- [Job]
Report the number of lines in these entries that contain "Ediciones". Write only the number.
— Begin —
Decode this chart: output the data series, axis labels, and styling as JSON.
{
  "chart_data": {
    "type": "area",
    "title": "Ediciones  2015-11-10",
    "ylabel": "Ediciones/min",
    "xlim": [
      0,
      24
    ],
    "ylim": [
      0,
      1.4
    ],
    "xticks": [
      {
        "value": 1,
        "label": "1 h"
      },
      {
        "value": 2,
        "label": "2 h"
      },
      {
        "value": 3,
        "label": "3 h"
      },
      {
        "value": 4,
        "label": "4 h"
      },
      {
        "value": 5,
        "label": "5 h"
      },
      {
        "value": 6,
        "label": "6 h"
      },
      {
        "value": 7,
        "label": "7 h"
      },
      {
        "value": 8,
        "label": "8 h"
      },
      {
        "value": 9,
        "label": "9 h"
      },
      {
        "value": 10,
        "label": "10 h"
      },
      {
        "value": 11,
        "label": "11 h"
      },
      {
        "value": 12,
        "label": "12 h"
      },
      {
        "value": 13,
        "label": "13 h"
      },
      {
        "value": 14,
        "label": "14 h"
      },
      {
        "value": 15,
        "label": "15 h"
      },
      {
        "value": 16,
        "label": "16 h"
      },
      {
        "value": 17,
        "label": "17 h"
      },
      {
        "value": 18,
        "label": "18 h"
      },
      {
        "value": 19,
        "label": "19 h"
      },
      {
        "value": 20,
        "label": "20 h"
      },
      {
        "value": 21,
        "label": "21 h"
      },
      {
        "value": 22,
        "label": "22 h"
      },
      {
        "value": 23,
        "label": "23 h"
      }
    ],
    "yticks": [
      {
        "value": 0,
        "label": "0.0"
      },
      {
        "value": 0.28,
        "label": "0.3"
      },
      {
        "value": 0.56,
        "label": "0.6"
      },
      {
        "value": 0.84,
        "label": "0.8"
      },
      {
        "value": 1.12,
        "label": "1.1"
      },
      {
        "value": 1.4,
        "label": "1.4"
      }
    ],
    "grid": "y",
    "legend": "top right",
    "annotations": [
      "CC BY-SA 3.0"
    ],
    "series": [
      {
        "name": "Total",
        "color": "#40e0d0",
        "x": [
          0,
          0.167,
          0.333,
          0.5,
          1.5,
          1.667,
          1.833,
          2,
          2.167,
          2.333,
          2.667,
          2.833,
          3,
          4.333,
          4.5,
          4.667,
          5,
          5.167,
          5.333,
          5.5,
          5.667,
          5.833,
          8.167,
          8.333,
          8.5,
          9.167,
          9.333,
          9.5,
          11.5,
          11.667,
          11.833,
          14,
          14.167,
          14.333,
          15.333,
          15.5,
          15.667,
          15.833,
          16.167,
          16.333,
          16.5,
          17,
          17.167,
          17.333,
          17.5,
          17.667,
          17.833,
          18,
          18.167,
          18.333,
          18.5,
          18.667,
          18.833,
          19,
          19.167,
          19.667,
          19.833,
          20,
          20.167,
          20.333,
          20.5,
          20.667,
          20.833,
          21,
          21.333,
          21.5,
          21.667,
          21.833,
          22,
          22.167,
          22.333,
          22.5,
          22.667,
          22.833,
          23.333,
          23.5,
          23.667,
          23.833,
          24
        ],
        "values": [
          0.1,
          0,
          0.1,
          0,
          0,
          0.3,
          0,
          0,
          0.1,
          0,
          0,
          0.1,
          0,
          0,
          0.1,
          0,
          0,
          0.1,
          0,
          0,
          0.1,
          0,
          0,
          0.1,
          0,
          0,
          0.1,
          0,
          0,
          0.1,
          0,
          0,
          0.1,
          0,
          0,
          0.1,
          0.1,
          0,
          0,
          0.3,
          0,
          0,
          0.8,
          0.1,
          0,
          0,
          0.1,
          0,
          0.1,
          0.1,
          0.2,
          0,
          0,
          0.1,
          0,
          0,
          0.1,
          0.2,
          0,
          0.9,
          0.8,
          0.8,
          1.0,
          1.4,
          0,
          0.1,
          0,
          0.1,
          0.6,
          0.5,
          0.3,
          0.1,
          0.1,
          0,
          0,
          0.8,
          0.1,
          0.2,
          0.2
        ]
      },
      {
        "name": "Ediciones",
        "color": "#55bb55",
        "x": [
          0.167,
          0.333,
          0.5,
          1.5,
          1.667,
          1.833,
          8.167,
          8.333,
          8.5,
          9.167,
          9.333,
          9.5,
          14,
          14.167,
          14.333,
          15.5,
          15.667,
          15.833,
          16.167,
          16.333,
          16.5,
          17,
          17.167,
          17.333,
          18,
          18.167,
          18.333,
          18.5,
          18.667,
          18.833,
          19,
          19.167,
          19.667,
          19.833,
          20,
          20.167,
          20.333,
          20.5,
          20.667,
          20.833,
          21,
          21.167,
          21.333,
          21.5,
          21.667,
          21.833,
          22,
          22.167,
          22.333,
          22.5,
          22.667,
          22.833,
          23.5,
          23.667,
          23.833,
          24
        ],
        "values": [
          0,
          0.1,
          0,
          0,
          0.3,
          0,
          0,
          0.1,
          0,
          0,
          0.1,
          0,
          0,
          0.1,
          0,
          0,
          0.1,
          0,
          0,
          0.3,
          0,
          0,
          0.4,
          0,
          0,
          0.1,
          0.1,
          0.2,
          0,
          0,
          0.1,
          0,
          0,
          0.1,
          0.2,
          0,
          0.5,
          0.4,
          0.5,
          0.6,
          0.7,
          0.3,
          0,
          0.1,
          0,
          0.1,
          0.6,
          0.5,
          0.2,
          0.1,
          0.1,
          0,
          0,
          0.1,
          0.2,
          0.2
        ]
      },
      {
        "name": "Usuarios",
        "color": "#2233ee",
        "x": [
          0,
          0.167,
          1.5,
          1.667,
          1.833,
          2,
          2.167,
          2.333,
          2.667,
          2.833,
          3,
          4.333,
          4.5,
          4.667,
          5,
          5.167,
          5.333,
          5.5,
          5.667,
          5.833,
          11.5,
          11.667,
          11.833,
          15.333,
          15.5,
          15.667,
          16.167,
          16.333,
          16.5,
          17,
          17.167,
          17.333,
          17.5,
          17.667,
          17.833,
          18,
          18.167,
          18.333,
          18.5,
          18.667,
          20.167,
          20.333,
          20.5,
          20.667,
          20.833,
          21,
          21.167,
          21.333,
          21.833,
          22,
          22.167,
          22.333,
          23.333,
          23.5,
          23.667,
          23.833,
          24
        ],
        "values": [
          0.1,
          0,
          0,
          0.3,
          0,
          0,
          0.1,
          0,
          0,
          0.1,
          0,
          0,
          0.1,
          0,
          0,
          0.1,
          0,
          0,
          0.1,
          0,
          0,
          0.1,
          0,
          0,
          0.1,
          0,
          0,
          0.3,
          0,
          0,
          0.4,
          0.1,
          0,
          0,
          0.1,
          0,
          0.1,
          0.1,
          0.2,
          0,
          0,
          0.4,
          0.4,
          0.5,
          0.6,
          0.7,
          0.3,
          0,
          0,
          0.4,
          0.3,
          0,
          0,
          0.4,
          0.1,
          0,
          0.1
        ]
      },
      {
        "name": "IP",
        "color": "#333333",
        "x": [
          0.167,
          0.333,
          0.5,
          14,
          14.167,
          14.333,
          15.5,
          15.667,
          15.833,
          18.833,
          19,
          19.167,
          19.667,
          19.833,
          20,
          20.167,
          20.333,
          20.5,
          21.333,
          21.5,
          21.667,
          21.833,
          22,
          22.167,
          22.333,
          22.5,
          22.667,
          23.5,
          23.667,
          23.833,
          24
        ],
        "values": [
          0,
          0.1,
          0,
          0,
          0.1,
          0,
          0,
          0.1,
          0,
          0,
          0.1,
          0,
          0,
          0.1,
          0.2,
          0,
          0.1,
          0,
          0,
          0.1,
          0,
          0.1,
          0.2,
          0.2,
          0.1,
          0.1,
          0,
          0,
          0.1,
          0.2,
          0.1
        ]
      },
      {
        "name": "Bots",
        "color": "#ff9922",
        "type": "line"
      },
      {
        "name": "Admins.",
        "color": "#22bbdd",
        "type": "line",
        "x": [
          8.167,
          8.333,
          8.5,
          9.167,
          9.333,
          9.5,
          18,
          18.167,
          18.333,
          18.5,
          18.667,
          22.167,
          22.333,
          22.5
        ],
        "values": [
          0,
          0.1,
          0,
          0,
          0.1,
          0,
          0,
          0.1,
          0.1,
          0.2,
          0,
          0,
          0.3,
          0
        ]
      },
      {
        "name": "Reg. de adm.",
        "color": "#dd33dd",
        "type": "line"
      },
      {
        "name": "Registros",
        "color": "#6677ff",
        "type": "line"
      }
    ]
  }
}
— End —
- [Solution to this exercise]
3